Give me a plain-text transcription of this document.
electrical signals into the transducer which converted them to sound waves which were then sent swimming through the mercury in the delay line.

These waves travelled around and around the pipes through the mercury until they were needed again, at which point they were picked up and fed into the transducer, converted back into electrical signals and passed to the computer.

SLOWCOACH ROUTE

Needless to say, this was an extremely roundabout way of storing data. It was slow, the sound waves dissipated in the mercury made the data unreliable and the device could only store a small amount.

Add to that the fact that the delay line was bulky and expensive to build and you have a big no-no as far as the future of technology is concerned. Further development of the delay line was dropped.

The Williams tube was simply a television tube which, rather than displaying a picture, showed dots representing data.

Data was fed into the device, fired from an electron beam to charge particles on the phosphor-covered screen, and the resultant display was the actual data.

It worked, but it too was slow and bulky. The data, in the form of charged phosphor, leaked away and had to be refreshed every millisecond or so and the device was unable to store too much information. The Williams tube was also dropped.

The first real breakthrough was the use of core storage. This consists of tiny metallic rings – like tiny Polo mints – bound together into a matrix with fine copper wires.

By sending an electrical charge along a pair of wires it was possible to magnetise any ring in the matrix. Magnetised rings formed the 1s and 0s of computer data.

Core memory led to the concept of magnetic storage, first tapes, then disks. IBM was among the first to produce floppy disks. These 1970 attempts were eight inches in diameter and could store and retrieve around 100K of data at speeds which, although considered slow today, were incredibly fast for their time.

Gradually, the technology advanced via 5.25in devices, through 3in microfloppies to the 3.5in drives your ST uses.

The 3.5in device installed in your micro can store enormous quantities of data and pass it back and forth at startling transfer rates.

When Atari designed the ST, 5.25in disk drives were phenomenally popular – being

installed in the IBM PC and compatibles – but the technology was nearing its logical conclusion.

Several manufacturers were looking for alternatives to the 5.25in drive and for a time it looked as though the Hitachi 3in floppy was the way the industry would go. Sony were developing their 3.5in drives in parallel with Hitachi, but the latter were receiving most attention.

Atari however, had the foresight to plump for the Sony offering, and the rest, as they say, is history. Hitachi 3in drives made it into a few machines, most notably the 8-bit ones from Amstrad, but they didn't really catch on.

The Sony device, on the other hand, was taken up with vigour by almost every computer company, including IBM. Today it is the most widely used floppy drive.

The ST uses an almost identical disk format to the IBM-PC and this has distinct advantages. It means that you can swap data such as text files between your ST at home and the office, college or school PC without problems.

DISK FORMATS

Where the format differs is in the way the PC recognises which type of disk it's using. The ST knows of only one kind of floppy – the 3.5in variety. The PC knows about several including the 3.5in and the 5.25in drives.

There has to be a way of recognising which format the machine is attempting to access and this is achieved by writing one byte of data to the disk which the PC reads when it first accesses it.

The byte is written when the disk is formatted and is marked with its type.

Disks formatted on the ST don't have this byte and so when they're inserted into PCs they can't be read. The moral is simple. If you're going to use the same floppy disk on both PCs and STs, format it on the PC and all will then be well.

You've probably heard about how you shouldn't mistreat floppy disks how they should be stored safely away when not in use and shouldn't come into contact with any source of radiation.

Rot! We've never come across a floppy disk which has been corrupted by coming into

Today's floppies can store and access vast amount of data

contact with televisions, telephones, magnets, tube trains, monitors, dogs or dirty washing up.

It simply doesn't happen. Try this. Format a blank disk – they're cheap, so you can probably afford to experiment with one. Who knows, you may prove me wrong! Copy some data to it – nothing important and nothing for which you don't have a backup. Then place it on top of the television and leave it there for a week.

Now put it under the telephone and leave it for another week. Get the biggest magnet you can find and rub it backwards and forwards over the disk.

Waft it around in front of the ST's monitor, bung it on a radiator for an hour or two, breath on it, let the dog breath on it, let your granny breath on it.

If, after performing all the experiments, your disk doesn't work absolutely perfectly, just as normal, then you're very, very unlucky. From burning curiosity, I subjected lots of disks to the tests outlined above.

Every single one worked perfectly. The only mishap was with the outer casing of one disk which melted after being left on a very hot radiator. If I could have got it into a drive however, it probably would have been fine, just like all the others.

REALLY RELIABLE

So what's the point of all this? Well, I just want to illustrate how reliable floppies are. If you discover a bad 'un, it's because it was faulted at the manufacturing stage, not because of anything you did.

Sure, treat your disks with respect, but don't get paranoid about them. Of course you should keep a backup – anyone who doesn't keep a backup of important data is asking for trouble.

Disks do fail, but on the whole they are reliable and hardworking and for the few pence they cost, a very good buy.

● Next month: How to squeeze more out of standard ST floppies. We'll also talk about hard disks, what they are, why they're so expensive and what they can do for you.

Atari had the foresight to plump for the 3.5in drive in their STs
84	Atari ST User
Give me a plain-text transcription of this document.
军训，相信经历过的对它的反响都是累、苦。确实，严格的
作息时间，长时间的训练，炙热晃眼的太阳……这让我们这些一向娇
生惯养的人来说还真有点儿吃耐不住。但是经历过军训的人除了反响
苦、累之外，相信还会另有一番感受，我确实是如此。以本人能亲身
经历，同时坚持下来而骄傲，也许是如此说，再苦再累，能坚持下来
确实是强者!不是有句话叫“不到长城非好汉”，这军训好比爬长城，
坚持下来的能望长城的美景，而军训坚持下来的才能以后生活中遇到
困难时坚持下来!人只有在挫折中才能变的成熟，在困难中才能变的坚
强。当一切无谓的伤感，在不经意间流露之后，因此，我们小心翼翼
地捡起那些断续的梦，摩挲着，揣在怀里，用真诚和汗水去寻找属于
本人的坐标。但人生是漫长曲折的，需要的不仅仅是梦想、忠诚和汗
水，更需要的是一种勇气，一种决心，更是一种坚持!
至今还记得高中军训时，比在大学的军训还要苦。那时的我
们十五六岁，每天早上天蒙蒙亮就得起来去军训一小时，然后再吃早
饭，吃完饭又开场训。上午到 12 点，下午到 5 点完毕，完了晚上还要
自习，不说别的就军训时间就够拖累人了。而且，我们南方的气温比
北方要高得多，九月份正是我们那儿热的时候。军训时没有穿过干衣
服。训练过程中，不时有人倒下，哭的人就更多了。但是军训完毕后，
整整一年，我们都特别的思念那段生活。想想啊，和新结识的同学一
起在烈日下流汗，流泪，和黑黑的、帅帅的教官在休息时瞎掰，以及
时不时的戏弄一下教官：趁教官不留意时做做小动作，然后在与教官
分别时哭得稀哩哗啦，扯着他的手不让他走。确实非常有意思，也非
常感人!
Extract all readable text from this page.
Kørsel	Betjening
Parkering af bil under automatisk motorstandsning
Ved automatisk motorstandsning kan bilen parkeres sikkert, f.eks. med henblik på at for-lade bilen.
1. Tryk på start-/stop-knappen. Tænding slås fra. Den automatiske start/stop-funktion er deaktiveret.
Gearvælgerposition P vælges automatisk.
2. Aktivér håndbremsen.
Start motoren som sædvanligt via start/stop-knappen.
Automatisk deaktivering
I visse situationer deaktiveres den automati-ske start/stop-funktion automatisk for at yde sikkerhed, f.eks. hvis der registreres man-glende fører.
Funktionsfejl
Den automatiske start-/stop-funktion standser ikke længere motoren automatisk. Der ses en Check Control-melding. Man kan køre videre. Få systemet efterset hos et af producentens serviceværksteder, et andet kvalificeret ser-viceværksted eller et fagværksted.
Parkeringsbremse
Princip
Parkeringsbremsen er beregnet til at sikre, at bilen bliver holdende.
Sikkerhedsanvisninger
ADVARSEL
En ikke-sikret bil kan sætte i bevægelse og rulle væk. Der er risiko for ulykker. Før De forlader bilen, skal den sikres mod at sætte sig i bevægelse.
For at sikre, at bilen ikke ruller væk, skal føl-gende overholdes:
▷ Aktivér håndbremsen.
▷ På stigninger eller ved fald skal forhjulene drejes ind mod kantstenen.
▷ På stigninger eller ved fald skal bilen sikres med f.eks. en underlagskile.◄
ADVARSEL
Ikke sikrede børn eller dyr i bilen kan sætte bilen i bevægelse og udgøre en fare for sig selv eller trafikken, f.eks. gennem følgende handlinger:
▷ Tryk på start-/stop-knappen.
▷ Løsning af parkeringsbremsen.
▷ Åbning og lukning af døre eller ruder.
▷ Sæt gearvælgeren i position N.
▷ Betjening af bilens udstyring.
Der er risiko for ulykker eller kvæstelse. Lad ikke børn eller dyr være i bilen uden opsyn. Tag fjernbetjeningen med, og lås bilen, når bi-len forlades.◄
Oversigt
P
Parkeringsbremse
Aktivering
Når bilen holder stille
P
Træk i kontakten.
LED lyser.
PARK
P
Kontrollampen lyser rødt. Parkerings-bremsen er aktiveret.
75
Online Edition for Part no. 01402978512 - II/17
■ ■ ■ ■ ■
**Your objective**.
Which lines of the data include "waves"? Copy each of them.

**Task output**.
electrical signals into the transducer which converted them to sound waves which were then sent swimming through the mercury in the delay line.
These waves travelled around and around the pipes through the mercury until they were needed again, at which point they were picked up and fed into the transducer, converted back into electrical signals and passed to the computer.
Needless to say, this was an extremely roundabout way of storing data. It was slow, the sound waves dissipated in the mercury made the data unreliable and the device could only store a small amount.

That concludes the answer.